## PROBLEM DESCRIPTION:
How many of the lines below include "state"? Give the number and no other words.
-- BEGIN EXTRACTED RECORDS --
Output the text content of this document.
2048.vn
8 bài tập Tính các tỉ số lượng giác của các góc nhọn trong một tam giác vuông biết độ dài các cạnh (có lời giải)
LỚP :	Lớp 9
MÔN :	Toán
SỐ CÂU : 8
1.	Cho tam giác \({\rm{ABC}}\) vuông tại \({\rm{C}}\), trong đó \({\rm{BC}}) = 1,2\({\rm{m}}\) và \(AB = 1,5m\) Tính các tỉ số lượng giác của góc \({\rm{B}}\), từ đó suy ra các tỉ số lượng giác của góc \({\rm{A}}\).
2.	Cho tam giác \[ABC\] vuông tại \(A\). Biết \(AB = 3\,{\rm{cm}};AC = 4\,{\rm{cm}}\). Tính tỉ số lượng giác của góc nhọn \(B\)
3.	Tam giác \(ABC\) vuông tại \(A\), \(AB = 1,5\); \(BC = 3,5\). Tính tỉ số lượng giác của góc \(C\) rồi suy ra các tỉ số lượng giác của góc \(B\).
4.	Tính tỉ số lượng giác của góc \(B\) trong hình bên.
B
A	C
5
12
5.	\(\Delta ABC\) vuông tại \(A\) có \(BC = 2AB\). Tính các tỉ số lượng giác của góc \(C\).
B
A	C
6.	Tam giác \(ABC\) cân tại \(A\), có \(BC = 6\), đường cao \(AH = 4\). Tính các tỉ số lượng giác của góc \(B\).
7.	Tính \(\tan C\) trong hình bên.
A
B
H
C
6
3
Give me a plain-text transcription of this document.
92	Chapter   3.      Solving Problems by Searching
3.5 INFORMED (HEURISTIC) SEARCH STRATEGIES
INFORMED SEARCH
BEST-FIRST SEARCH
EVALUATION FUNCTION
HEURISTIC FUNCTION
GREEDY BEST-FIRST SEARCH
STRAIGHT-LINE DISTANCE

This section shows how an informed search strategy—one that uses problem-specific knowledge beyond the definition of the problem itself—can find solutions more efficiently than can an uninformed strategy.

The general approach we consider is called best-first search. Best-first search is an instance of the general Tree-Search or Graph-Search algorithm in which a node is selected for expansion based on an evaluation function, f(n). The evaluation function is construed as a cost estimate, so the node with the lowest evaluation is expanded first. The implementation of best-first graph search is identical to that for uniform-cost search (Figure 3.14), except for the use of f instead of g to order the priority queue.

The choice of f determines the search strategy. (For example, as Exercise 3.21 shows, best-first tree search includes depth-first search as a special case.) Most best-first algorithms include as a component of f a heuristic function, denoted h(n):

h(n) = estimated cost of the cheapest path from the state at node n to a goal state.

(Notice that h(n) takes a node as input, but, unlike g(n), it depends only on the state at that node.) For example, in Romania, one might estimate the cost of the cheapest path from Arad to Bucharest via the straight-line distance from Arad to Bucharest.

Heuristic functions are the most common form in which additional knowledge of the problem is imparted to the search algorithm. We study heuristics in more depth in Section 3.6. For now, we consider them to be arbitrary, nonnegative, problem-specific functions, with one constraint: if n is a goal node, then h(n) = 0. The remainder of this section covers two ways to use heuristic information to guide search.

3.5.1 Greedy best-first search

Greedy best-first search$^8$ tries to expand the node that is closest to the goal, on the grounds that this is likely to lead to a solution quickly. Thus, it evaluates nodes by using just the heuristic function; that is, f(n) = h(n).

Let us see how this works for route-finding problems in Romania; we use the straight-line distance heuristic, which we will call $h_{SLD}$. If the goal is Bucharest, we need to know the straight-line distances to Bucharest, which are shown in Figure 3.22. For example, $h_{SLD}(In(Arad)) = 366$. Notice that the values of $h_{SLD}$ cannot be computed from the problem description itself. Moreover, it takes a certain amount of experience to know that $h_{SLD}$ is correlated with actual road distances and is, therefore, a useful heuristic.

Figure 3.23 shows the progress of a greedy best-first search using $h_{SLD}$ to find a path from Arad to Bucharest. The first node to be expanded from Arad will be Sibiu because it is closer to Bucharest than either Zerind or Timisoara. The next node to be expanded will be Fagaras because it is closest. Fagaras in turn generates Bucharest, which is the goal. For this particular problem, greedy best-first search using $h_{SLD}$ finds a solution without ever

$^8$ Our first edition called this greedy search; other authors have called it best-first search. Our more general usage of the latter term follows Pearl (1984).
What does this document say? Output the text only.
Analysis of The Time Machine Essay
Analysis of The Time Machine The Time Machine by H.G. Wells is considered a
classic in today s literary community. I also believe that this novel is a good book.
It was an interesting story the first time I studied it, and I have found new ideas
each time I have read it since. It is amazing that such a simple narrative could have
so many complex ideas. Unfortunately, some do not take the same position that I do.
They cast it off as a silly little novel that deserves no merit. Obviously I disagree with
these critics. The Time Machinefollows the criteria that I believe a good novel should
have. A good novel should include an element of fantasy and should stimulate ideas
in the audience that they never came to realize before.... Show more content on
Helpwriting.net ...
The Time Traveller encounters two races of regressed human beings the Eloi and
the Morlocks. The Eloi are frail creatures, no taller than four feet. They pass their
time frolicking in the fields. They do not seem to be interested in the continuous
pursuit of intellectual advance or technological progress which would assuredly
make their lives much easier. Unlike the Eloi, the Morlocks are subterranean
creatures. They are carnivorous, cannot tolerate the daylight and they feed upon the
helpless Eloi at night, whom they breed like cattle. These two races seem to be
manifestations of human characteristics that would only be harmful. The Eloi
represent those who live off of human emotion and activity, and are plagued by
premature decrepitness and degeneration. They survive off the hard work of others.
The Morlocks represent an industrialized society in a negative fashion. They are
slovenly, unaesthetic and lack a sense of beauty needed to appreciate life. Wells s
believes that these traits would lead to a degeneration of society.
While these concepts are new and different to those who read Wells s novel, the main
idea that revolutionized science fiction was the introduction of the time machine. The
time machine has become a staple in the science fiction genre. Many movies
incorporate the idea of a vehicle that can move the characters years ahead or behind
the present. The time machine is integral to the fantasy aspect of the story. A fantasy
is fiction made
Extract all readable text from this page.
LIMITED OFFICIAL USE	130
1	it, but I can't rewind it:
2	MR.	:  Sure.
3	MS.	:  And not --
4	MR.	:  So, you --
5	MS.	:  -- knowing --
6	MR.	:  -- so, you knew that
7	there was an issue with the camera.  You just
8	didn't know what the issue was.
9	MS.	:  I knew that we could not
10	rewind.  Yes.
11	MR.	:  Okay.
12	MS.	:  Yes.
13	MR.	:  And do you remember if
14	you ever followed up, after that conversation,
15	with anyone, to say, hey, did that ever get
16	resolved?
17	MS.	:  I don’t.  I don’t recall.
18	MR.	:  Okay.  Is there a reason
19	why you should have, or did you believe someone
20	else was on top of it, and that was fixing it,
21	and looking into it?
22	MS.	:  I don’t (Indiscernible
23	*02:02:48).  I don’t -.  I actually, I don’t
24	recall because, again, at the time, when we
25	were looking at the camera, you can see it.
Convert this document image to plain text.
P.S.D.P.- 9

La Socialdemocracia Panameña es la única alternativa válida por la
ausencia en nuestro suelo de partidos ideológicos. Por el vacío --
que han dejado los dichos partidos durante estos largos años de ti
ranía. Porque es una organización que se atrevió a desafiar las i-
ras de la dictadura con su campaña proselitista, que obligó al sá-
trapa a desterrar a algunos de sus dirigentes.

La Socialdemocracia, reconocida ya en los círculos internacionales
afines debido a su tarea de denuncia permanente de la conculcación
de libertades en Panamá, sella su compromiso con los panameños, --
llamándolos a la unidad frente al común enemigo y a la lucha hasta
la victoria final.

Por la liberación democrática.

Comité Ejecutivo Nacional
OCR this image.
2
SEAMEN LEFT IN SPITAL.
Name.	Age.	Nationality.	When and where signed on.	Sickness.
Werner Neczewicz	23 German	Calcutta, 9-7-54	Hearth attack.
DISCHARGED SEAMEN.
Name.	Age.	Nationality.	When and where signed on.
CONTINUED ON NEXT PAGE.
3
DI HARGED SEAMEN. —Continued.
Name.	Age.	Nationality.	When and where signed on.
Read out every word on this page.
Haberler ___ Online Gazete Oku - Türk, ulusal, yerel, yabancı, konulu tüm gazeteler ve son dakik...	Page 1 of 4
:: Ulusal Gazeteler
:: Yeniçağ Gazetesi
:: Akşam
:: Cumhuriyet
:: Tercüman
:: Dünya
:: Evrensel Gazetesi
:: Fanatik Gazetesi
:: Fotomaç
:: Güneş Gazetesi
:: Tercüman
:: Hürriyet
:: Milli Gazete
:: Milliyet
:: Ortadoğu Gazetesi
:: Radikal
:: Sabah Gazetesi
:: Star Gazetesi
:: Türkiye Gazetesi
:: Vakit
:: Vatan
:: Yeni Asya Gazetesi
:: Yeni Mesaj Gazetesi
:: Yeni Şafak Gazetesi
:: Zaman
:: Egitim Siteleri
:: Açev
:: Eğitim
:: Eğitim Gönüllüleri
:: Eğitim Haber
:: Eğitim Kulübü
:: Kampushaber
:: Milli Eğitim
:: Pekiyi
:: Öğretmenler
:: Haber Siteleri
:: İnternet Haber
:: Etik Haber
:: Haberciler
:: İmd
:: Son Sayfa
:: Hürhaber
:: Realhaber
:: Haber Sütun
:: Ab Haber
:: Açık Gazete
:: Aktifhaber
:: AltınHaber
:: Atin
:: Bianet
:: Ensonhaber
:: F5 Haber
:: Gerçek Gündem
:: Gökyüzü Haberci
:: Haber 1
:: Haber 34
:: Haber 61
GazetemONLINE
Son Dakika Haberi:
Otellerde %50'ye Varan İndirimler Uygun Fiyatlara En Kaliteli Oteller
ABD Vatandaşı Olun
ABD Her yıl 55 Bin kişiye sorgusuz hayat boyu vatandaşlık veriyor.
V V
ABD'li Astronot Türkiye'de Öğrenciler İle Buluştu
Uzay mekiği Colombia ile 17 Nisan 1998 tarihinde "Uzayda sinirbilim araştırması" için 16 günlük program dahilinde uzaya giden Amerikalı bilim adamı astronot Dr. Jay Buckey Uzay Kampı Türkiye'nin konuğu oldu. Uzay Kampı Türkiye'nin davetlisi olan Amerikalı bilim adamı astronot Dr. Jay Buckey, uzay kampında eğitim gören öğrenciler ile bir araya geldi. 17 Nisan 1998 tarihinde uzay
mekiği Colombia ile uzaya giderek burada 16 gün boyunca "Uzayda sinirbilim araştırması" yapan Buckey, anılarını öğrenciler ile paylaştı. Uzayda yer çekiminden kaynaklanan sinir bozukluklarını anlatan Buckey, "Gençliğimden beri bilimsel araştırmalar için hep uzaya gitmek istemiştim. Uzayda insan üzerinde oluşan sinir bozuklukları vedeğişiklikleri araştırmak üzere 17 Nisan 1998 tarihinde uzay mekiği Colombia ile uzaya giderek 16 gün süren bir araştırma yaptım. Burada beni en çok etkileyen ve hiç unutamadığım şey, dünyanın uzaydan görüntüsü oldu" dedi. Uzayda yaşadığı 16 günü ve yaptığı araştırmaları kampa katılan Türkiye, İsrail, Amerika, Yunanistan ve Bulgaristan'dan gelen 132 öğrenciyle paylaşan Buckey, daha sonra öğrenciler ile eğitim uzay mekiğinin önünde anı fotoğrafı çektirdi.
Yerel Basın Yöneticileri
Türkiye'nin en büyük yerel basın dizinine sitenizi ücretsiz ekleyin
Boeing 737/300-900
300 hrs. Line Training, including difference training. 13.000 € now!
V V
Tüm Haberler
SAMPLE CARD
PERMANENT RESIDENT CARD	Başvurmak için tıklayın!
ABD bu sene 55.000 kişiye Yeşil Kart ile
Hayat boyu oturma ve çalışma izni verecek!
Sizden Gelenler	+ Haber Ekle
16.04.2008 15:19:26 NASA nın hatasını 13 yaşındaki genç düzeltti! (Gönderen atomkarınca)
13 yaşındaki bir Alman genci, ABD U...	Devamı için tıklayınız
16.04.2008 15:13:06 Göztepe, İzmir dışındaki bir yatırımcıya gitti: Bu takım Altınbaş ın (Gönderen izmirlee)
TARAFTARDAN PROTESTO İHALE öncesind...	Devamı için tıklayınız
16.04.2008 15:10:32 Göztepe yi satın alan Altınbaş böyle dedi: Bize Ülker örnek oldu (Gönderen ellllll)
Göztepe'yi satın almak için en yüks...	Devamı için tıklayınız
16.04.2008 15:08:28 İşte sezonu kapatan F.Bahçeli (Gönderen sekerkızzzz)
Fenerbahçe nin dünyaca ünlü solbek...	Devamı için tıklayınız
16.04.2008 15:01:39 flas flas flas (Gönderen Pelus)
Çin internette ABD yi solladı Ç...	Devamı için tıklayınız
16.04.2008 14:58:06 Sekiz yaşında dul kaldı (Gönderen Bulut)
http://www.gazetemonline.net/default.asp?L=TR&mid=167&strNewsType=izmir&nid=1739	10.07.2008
-- END EXTRACTED RECORDS --
## OUTPUT:
2